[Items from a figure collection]

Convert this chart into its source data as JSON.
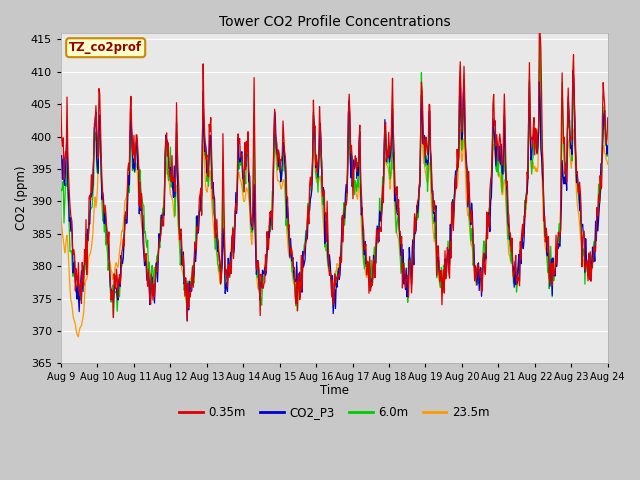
{
  "title": "Tower CO2 Profile Concentrations",
  "xlabel": "Time",
  "ylabel": "CO2 (ppm)",
  "ylim": [
    365,
    416
  ],
  "yticks": [
    365,
    370,
    375,
    380,
    385,
    390,
    395,
    400,
    405,
    410,
    415
  ],
  "n_days": 15,
  "date_start": 9,
  "fig_bg_color": "#c8c8c8",
  "plot_bg_color": "#e8e8e8",
  "legend_label": "TZ_co2prof",
  "legend_box_color": "#ffffcc",
  "legend_box_edge": "#cc8800",
  "series": {
    "0.35m": {
      "color": "#dd0000",
      "lw": 0.9
    },
    "CO2_P3": {
      "color": "#0000cc",
      "lw": 0.9
    },
    "6.0m": {
      "color": "#00cc00",
      "lw": 0.9
    },
    "23.5m": {
      "color": "#ff9900",
      "lw": 0.9
    }
  },
  "legend_entries": [
    {
      "label": "0.35m",
      "color": "#dd0000"
    },
    {
      "label": "CO2_P3",
      "color": "#0000cc"
    },
    {
      "label": "6.0m",
      "color": "#00cc00"
    },
    {
      "label": "23.5m",
      "color": "#ff9900"
    }
  ]
}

Work instructions >> Repeat every record precisely. Any picture among them stays out of the copy.

Result >>
Convert this chart into its source data as JSON.
{
  "title": "Tower CO2 Profile Concentrations",
  "xlabel": "Time",
  "ylabel": "CO2 (ppm)",
  "ylim": [
    365,
    416
  ],
  "yticks": [
    365,
    370,
    375,
    380,
    385,
    390,
    395,
    400,
    405,
    410,
    415
  ],
  "n_days": 15,
  "date_start": 9,
  "fig_bg_color": "#c8c8c8",
  "plot_bg_color": "#e8e8e8",
  "legend_label": "TZ_co2prof",
  "legend_box_color": "#ffffcc",
  "legend_box_edge": "#cc8800",
  "series": {
    "0.35m": {
      "color": "#dd0000",
      "lw": 0.9
    },
    "CO2_P3": {
      "color": "#0000cc",
      "lw": 0.9
    },
    "6.0m": {
      "color": "#00cc00",
      "lw": 0.9
    },
    "23.5m": {
      "color": "#ff9900",
      "lw": 0.9
    }
  },
  "legend_entries": [
    {
      "label": "0.35m",
      "color": "#dd0000"
    },
    {
      "label": "CO2_P3",
      "color": "#0000cc"
    },
    {
      "label": "6.0m",
      "color": "#00cc00"
    },
    {
      "label": "23.5m",
      "color": "#ff9900"
    }
  ]
}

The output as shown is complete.